Dataset items
----

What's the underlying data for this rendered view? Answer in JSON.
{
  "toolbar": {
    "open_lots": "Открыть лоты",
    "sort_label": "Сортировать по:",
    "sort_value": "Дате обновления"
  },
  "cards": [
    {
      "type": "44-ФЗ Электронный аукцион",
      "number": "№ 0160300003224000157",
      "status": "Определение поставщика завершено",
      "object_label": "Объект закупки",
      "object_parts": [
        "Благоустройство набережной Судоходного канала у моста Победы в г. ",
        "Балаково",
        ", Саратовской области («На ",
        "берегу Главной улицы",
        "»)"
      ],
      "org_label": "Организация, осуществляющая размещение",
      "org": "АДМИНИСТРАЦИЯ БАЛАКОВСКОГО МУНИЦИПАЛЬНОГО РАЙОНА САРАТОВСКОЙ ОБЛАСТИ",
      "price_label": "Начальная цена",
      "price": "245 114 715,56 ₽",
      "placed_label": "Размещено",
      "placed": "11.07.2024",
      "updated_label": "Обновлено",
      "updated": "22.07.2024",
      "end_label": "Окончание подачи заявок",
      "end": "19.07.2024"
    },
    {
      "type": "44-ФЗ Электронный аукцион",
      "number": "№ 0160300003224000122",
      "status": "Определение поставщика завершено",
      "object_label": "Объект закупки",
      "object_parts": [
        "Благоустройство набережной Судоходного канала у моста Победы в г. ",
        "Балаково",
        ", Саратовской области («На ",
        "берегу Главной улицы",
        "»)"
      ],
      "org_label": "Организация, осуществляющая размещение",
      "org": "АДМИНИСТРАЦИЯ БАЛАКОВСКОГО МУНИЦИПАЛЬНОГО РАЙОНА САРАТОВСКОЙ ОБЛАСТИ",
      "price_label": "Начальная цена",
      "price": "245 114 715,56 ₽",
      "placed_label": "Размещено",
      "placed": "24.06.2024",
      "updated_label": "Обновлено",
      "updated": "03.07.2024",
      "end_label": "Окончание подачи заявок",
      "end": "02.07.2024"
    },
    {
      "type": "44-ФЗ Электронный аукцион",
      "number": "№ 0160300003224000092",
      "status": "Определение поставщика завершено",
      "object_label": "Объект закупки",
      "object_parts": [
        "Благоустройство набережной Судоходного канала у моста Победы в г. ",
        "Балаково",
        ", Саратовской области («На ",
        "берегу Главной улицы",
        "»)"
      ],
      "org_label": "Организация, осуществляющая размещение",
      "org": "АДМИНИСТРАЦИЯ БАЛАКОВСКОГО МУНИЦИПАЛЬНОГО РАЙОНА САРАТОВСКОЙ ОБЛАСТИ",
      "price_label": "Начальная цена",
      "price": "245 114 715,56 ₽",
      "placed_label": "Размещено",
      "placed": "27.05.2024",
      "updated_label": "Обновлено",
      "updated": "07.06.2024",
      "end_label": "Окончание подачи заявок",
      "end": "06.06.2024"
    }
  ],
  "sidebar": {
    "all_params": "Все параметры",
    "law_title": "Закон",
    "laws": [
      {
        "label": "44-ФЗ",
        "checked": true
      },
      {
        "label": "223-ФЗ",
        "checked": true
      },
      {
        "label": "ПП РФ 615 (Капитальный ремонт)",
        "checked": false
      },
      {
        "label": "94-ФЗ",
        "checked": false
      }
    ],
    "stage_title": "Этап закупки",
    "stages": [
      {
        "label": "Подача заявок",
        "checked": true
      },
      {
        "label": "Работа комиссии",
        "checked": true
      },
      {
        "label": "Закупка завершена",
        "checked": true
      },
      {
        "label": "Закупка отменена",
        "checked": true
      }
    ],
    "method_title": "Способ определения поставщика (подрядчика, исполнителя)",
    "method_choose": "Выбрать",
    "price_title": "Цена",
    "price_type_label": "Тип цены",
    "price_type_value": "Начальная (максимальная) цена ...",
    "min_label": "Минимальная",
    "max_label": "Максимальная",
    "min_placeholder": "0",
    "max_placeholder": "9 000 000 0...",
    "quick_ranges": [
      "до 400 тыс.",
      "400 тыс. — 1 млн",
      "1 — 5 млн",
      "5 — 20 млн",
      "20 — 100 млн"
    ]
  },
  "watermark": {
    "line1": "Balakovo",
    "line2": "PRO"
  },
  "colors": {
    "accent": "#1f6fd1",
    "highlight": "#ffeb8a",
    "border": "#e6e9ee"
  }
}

----

Print the complete listing again, exactly as it stands.

| Exercise result |
What's the underlying data for this rendered view? Answer in JSON.
{
  "toolbar": {
    "open_lots": "Открыть лоты",
    "sort_label": "Сортировать по:",
    "sort_value": "Дате обновления"
  },
  "cards": [
    {
      "type": "44-ФЗ Электронный аукцион",
      "number": "№ 0160300003224000157",
      "status": "Определение поставщика завершено",
      "object_label": "Объект закупки",
      "object_parts": [
        "Благоустройство набережной Судоходного канала у моста Победы в г. ",
        "Балаково",
        ", Саратовской области («На ",
        "берегу Главной улицы",
        "»)"
      ],
      "org_label": "Организация, осуществляющая размещение",
      "org": "АДМИНИСТРАЦИЯ БАЛАКОВСКОГО МУНИЦИПАЛЬНОГО РАЙОНА САРАТОВСКОЙ ОБЛАСТИ",
      "price_label": "Начальная цена",
      "price": "245 114 715,56 ₽",
      "placed_label": "Размещено",
      "placed": "11.07.2024",
      "updated_label": "Обновлено",
      "updated": "22.07.2024",
      "end_label": "Окончание подачи заявок",
      "end": "19.07.2024"
    },
    {
      "type": "44-ФЗ Электронный аукцион",
      "number": "№ 0160300003224000122",
      "status": "Определение поставщика завершено",
      "object_label": "Объект закупки",
      "object_parts": [
        "Благоустройство набережной Судоходного канала у моста Победы в г. ",
        "Балаково",
        ", Саратовской области («На ",
        "берегу Главной улицы",
        "»)"
      ],
      "org_label": "Организация, осуществляющая размещение",
      "org": "АДМИНИСТРАЦИЯ БАЛАКОВСКОГО МУНИЦИПАЛЬНОГО РАЙОНА САРАТОВСКОЙ ОБЛАСТИ",
      "price_label": "Начальная цена",
      "price": "245 114 715,56 ₽",
      "placed_label": "Размещено",
      "placed": "24.06.2024",
      "updated_label": "Обновлено",
      "updated": "03.07.2024",
      "end_label": "Окончание подачи заявок",
      "end": "02.07.2024"
    },
    {
      "type": "44-ФЗ Электронный аукцион",
      "number": "№ 0160300003224000092",
      "status": "Определение поставщика завершено",
      "object_label": "Объект закупки",
      "object_parts": [
        "Благоустройство набережной Судоходного канала у моста Победы в г. ",
        "Балаково",
        ", Саратовской области («На ",
        "берегу Главной улицы",
        "»)"
      ],
      "org_label": "Организация, осуществляющая размещение",
      "org": "АДМИНИСТРАЦИЯ БАЛАКОВСКОГО МУНИЦИПАЛЬНОГО РАЙОНА САРАТОВСКОЙ ОБЛАСТИ",
      "price_label": "Начальная цена",
      "price": "245 114 715,56 ₽",
      "placed_label": "Размещено",
      "placed": "27.05.2024",
      "updated_label": "Обновлено",
      "updated": "07.06.2024",
      "end_label": "Окончание подачи заявок",
      "end": "06.06.2024"
    }
  ],
  "sidebar": {
    "all_params": "Все параметры",
    "law_title": "Закон",
    "laws": [
      {
        "label": "44-ФЗ",
        "checked": true
      },
      {
        "label": "223-ФЗ",
        "checked": true
      },
      {
        "label": "ПП РФ 615 (Капитальный ремонт)",
        "checked": false
      },
      {
        "label": "94-ФЗ",
        "checked": false
      }
    ],
    "stage_title": "Этап закупки",
    "stages": [
      {
        "label": "Подача заявок",
        "checked": true
      },
      {
        "label": "Работа комиссии",
        "checked": true
      },
      {
        "label": "Закупка завершена",
        "checked": true
      },
      {
        "label": "Закупка отменена",
        "checked": true
      }
    ],
    "method_title": "Способ определения поставщика (подрядчика, исполнителя)",
    "method_choose": "Выбрать",
    "price_title": "Цена",
    "price_type_label": "Тип цены",
    "price_type_value": "Начальная (максимальная) цена ...",
    "min_label": "Минимальная",
    "max_label": "Максимальная",
    "min_placeholder": "0",
    "max_placeholder": "9 000 000 0...",
    "quick_ranges": [
      "до 400 тыс.",
      "400 тыс. — 1 млн",
      "1 — 5 млн",
      "5 — 20 млн",
      "20 — 100 млн"
    ]
  },
  "watermark": {
    "line1": "Balakovo",
    "line2": "PRO"
  },
  "colors": {
    "accent": "#1f6fd1",
    "highlight": "#ffeb8a",
    "border": "#e6e9ee"
  }
}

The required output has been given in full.